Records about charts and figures
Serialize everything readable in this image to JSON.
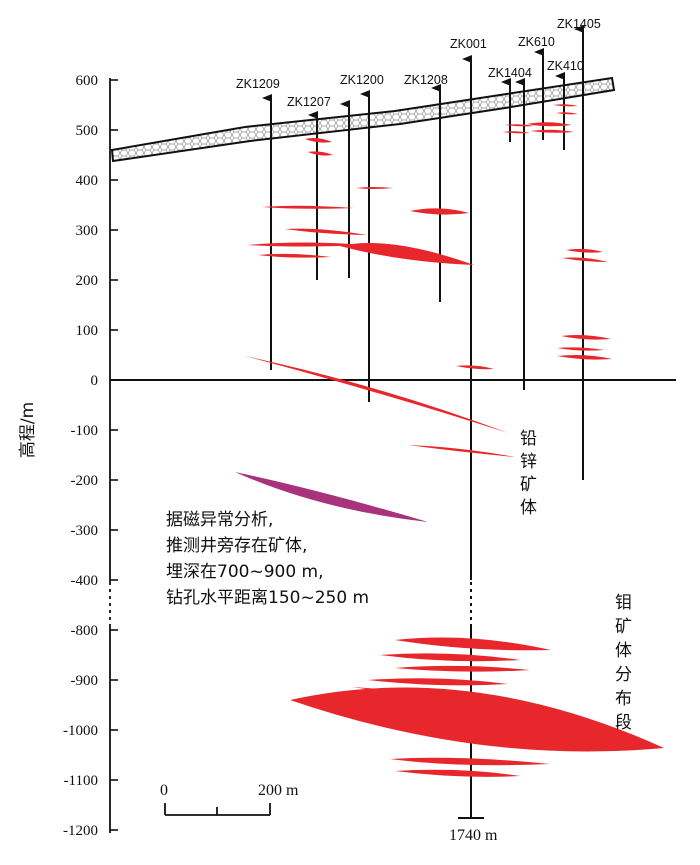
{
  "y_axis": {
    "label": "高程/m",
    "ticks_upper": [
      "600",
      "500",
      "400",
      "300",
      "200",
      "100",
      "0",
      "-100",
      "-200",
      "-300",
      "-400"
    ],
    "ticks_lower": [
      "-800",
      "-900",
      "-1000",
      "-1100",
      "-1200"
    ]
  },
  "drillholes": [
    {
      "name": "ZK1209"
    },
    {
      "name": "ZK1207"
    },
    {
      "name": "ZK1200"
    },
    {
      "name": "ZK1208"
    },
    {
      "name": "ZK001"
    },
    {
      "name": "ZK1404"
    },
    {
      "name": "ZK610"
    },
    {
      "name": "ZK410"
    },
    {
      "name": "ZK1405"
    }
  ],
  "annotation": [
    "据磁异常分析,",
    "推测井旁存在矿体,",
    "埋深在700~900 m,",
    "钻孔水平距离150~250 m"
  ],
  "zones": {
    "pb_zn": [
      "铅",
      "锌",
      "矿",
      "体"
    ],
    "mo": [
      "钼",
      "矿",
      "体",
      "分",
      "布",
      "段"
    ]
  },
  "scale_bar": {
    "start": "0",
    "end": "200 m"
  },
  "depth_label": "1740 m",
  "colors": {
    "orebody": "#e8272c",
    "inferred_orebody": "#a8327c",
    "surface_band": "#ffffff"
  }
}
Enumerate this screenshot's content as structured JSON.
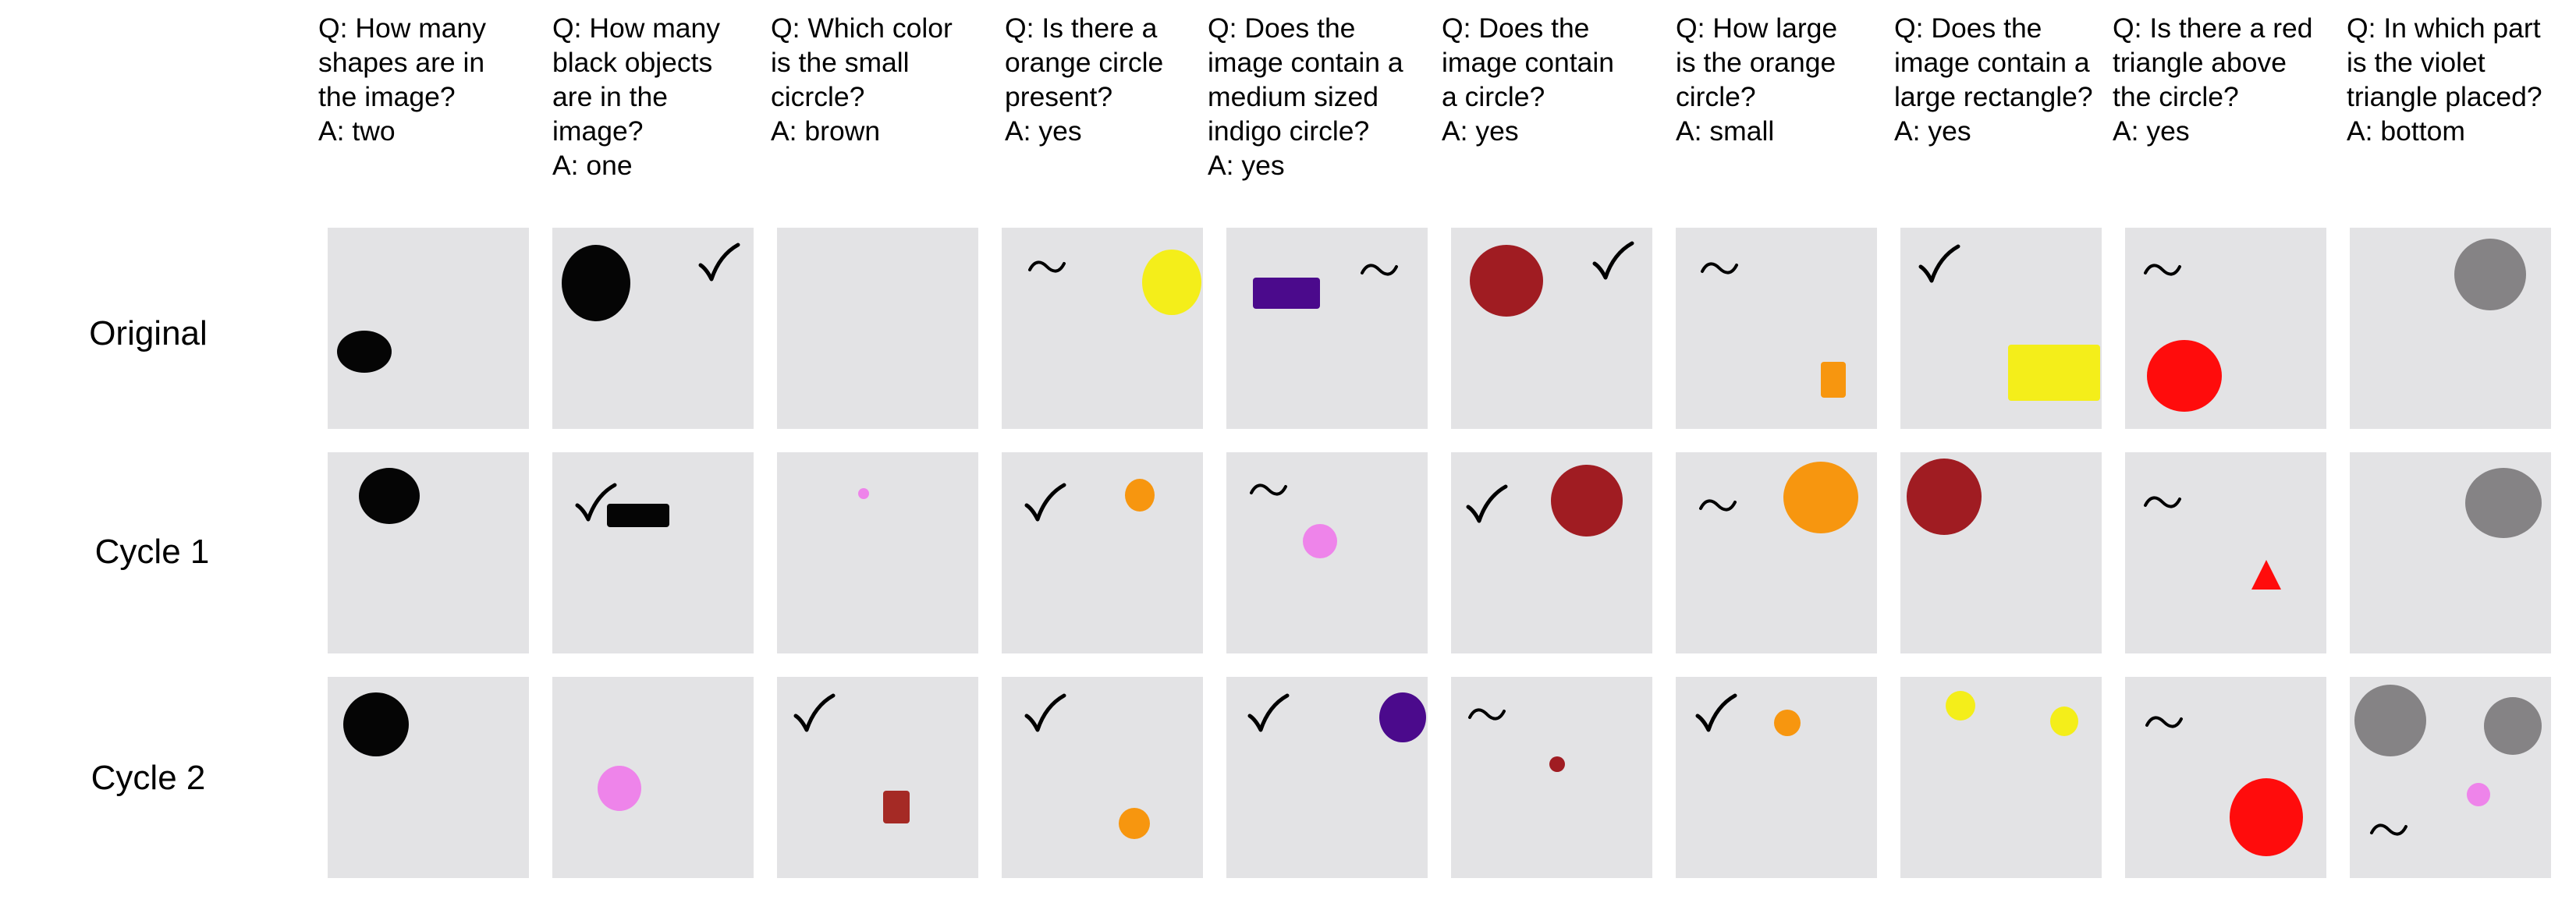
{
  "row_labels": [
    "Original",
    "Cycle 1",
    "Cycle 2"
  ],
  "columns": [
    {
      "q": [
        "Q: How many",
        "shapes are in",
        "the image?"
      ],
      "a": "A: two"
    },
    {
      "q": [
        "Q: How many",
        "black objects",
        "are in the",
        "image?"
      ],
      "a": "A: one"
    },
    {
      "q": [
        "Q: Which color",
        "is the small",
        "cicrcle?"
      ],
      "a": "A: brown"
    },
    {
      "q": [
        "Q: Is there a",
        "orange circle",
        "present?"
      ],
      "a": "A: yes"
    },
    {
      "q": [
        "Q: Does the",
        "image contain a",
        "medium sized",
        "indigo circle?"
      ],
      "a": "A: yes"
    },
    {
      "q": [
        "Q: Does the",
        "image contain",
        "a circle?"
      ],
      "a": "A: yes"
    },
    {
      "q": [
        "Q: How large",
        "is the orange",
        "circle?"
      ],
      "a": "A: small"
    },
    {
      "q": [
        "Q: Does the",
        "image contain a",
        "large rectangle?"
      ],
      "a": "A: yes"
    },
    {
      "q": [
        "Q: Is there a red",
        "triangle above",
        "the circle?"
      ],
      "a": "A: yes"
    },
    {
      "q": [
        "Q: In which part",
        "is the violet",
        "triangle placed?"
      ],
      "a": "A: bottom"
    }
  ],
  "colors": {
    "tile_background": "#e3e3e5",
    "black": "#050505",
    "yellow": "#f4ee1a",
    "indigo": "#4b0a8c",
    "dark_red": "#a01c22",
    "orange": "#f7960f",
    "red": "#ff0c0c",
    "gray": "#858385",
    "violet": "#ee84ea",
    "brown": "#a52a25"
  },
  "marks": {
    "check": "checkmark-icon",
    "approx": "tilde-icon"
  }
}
==
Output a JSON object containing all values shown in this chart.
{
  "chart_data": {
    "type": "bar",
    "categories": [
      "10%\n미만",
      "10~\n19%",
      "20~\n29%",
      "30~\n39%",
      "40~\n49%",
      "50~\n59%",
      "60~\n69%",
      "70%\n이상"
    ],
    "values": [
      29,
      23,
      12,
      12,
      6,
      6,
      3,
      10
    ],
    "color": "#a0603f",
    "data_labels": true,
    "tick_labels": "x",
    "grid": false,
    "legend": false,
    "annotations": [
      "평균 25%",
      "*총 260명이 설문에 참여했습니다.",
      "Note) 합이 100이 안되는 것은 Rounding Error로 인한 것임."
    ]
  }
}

• _SHORT PROBLEM_: In the records above, find each line with the word "image" and copy it.

• _OUTPUT BELOW_:
Serialize everything readable in this image to JSON.
        "the image?"
        "image?"
        "image contain a",
        "image contain",
        "image contain a",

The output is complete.